Exercise materials:
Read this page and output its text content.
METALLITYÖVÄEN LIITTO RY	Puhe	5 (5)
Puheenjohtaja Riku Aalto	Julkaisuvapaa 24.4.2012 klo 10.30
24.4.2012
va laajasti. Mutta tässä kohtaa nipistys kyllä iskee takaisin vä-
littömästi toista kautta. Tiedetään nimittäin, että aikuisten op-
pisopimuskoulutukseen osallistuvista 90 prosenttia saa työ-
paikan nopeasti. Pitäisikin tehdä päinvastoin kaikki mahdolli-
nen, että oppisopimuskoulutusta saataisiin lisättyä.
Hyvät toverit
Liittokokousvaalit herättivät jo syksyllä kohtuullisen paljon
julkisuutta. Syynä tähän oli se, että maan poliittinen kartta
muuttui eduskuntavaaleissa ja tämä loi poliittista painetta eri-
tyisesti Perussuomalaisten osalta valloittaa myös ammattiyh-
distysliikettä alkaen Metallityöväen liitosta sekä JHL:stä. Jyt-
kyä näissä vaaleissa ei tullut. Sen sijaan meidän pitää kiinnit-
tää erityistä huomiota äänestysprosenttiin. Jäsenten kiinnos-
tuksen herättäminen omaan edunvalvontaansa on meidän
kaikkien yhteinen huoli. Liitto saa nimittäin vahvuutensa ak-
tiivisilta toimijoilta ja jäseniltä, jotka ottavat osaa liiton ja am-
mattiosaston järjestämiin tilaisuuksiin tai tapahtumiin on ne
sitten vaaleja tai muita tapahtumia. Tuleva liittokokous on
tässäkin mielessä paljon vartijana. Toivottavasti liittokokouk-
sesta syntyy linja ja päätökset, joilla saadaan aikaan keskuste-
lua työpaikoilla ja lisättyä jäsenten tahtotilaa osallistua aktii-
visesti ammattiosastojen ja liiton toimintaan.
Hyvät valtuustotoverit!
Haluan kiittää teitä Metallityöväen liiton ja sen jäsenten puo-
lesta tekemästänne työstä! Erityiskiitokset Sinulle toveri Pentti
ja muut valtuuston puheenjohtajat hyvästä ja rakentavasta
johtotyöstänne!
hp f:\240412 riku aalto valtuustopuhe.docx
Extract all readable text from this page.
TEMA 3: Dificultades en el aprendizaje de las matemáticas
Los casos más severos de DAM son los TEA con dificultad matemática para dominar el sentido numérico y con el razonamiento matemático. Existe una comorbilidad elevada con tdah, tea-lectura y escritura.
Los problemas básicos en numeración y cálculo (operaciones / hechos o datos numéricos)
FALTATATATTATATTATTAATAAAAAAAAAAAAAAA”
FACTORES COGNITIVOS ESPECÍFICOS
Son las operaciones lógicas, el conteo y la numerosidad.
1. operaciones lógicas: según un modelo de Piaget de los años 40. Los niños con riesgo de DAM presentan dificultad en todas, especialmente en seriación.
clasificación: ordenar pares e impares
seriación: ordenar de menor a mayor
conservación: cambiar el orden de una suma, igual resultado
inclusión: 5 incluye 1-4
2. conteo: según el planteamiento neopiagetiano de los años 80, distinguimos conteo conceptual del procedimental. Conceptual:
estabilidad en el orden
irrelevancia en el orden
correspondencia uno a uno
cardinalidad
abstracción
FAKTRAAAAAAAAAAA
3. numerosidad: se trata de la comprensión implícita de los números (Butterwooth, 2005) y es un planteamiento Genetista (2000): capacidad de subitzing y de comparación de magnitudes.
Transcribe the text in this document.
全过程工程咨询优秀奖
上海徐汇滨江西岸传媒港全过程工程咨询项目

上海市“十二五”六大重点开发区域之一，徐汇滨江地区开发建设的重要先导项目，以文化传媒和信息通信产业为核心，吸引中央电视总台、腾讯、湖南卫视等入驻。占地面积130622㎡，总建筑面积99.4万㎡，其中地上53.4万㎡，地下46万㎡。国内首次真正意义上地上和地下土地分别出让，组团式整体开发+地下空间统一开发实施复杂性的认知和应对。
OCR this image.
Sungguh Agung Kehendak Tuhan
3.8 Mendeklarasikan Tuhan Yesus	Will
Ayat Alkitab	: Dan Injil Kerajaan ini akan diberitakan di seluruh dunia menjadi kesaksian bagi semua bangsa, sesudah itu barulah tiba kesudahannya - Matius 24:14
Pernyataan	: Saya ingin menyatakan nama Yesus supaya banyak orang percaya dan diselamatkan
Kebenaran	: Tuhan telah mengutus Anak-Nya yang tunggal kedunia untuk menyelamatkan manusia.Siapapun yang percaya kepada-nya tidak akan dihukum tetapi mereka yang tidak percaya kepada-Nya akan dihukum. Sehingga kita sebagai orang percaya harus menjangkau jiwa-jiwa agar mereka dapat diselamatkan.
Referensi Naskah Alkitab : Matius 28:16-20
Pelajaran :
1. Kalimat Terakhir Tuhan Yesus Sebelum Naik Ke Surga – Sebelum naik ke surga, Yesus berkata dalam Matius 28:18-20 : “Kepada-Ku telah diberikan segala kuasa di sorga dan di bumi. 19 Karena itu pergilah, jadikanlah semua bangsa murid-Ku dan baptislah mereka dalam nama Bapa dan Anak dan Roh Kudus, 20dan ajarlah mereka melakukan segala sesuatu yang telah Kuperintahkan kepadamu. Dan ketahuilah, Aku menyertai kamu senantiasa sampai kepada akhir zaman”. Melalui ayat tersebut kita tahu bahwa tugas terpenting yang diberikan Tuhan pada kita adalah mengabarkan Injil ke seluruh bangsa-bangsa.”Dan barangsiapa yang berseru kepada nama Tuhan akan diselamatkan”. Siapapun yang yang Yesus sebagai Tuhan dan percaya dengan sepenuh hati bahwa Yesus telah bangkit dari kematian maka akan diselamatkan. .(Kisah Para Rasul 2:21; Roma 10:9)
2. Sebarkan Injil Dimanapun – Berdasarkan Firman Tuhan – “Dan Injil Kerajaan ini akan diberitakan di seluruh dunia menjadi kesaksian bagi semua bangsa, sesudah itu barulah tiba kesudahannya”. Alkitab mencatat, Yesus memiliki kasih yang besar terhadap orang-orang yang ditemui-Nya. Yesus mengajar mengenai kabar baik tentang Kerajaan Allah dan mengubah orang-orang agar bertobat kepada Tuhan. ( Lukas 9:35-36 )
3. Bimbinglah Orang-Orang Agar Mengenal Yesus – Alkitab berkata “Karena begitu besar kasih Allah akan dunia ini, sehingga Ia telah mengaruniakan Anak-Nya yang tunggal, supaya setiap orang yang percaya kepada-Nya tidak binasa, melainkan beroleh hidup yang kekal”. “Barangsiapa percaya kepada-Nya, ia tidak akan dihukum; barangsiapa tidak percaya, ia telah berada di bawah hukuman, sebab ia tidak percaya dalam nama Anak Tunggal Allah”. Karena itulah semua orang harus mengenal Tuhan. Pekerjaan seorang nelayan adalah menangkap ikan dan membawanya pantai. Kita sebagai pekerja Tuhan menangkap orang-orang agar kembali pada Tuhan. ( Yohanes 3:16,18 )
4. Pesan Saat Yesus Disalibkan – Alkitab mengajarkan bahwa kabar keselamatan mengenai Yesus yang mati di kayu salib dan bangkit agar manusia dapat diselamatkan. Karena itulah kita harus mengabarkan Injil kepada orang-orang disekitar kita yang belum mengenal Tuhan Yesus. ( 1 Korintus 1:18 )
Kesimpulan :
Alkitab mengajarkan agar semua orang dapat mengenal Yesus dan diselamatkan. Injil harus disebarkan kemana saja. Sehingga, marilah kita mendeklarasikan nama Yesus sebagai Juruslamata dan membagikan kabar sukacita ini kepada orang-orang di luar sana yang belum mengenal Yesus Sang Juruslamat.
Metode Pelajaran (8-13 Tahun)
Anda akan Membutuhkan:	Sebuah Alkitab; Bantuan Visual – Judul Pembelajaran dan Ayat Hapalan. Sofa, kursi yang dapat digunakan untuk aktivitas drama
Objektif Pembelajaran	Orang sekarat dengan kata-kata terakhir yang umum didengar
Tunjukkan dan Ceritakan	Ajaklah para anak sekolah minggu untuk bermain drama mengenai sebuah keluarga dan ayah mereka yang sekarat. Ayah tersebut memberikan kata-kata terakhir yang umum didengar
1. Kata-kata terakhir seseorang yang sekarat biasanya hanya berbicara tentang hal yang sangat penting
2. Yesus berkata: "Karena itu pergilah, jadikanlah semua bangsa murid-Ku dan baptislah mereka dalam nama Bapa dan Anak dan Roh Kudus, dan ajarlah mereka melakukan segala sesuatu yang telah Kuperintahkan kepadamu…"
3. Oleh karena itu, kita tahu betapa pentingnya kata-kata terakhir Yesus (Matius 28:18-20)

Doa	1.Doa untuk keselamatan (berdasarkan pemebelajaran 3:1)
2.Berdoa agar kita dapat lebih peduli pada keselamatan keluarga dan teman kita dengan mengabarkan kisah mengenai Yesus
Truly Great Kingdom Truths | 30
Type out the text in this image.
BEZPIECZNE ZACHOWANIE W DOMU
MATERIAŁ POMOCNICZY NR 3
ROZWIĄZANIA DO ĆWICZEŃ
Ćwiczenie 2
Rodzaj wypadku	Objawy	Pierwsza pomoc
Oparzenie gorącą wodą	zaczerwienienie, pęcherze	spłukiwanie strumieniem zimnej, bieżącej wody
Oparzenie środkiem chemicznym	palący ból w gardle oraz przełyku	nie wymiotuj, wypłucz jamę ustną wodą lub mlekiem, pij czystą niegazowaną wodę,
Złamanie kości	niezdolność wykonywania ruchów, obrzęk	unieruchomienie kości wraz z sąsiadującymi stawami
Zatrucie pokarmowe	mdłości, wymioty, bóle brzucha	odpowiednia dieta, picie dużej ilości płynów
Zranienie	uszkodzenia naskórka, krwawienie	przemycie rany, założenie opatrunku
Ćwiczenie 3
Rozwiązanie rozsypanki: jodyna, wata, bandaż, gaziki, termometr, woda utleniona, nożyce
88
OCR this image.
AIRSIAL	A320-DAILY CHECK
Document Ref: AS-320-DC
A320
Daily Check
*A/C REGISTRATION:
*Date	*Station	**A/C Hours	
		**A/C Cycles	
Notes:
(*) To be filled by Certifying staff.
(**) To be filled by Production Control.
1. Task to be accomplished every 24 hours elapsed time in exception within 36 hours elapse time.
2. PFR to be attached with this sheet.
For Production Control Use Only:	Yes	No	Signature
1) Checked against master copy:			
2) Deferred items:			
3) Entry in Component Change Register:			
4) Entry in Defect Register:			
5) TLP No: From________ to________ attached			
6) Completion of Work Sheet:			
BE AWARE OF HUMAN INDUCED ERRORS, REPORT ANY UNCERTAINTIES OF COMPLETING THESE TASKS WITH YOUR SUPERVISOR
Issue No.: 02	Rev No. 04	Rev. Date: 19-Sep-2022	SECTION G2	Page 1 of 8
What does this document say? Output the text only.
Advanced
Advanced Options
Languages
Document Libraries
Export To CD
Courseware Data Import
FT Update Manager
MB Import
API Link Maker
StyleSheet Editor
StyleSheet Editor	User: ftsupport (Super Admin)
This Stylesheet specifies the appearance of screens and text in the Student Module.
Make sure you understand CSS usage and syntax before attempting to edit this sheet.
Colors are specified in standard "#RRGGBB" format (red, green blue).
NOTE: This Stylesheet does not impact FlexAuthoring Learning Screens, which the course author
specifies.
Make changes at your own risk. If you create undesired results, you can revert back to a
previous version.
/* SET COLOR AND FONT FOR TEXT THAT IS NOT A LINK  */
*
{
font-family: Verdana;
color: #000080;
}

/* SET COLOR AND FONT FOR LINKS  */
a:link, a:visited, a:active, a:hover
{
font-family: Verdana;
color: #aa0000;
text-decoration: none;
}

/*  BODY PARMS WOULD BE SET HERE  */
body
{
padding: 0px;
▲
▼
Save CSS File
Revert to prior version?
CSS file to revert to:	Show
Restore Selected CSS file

Problem to work on: Collect every line above that contains the word "Pembelajaran".

Problem solution:
Anda akan Membutuhkan:	Sebuah Alkitab; Bantuan Visual – Judul Pembelajaran dan Ayat Hapalan. Sofa, kursi yang dapat digunakan untuk aktivitas drama
Objektif Pembelajaran	Orang sekarat dengan kata-kata terakhir yang umum didengar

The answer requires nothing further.